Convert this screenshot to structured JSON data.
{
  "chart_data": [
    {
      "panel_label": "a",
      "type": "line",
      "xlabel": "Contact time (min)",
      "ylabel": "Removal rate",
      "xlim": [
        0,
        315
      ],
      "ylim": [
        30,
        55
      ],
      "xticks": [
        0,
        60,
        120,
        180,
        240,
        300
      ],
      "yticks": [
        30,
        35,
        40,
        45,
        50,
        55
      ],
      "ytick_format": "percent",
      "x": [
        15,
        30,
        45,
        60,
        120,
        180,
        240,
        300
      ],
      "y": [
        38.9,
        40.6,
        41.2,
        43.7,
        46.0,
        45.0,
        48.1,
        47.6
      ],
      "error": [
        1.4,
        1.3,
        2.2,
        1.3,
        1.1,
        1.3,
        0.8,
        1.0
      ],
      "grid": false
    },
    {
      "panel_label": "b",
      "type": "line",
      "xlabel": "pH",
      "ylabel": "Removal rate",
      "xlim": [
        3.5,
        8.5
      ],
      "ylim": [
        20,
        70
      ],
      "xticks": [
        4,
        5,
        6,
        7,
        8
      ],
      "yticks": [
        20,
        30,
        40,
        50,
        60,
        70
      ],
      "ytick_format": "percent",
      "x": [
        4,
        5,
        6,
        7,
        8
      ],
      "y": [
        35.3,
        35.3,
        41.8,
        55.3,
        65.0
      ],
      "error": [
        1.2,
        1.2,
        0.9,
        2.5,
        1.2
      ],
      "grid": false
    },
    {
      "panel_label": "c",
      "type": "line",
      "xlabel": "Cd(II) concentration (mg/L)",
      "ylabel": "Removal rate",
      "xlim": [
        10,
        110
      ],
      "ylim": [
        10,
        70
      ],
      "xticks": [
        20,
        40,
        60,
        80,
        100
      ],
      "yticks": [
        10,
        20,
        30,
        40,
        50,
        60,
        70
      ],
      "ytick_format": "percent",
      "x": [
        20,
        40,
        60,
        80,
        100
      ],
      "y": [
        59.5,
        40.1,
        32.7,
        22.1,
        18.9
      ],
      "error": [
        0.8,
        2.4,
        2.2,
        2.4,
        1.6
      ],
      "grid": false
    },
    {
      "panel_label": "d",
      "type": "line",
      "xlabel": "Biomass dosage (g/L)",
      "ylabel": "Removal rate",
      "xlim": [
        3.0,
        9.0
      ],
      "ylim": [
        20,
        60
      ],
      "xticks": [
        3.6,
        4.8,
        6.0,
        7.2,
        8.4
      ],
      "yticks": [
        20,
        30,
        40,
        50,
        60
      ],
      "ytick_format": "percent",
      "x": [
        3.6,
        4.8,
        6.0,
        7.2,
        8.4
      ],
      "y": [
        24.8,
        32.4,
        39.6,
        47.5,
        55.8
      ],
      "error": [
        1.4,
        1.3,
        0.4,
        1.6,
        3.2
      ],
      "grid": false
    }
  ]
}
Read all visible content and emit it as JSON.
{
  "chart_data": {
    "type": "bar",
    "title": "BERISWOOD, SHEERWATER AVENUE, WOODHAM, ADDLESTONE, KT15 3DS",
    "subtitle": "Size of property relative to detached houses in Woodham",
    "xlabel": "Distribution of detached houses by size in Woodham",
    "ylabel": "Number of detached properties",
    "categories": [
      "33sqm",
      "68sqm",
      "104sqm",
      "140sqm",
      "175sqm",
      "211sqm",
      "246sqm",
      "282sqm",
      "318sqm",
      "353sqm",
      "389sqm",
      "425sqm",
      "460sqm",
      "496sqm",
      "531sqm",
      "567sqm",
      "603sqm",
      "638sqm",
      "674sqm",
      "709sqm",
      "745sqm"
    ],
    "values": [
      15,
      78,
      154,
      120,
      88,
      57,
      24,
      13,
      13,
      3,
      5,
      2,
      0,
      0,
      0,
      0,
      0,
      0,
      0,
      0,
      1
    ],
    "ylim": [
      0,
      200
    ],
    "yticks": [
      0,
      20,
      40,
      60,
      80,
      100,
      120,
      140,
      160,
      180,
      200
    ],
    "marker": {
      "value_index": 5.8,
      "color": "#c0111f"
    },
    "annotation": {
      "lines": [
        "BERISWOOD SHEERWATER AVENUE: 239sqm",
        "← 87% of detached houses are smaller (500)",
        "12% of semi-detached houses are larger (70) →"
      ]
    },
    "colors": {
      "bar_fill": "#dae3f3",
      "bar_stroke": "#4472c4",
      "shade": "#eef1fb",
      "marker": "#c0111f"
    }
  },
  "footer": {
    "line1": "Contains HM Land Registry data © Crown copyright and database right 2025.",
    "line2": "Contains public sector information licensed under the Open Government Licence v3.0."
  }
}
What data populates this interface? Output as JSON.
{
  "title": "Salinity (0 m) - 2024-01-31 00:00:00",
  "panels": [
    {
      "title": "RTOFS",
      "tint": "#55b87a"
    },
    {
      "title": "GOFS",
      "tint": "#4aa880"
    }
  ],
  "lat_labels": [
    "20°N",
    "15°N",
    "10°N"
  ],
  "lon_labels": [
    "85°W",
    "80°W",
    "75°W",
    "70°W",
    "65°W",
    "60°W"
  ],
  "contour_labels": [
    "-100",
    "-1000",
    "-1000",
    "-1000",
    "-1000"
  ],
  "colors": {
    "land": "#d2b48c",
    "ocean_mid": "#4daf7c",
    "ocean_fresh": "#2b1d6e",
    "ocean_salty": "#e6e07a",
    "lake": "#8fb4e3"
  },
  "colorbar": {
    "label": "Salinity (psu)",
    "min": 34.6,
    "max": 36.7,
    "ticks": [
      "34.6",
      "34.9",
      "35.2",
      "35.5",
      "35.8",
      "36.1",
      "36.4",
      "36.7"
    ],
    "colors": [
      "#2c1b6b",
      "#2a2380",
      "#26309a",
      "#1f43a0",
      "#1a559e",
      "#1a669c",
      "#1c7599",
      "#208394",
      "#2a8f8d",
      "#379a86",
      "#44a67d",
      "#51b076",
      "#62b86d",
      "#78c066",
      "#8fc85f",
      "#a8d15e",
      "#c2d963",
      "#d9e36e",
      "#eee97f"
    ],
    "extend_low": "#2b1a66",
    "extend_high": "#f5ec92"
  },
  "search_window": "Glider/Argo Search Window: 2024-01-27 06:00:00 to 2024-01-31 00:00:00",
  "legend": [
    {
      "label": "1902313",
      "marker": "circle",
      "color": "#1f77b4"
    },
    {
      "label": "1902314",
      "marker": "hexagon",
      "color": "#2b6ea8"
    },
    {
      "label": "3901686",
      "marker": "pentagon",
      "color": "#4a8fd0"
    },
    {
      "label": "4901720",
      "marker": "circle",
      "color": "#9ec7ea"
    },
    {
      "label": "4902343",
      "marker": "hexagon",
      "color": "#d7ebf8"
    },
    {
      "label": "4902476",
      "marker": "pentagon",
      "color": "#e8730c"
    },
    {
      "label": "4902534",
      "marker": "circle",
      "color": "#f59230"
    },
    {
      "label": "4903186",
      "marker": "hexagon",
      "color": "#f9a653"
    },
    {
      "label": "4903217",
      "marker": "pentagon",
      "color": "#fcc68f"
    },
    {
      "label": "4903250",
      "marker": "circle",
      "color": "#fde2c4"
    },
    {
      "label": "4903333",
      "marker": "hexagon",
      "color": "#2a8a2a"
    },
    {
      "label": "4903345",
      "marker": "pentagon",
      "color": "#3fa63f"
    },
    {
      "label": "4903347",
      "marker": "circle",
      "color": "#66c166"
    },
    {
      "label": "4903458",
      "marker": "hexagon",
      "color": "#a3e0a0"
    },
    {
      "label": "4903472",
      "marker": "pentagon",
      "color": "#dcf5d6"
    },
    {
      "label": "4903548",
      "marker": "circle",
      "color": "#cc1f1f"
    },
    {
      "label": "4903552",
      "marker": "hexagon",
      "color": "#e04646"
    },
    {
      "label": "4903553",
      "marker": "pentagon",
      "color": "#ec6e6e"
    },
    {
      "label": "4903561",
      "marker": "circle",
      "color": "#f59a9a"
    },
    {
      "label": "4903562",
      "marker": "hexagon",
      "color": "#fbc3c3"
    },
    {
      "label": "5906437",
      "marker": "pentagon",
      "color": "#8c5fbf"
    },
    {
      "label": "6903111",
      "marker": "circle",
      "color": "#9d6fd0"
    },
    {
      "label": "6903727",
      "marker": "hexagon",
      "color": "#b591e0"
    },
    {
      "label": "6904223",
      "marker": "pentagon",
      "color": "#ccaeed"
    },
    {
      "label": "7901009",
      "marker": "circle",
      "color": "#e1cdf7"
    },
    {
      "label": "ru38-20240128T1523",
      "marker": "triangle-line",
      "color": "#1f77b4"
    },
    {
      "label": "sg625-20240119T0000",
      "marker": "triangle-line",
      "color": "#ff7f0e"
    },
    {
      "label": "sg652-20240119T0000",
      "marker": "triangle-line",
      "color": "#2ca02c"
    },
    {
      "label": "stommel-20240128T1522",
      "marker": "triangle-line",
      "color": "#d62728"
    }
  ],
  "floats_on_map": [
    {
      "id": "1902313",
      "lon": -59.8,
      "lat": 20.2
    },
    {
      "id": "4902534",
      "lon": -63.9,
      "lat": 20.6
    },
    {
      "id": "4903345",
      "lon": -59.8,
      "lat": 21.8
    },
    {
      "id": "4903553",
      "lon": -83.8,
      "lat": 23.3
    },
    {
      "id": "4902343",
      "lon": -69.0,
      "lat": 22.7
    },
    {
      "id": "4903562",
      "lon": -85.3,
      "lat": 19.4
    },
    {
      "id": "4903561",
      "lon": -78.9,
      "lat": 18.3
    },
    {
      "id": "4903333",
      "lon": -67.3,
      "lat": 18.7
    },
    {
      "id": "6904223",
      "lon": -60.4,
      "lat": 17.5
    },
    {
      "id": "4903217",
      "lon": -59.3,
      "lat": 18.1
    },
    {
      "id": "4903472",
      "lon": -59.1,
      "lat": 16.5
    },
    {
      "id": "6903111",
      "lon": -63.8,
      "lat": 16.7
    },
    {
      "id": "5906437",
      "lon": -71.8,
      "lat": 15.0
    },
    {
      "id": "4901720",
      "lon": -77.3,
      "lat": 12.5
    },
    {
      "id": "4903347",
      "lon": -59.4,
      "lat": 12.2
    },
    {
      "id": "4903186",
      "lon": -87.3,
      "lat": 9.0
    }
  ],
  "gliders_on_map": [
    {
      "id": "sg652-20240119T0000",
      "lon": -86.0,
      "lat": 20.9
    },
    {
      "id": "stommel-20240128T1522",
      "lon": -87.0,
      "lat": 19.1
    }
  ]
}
——
#### SET TASK
From the entries above, pull out each line that includes "this".

#### PROBLEM SOLUTION
Convert this screenshot to structured JSON data.
What data populates this interface? Output as JSON.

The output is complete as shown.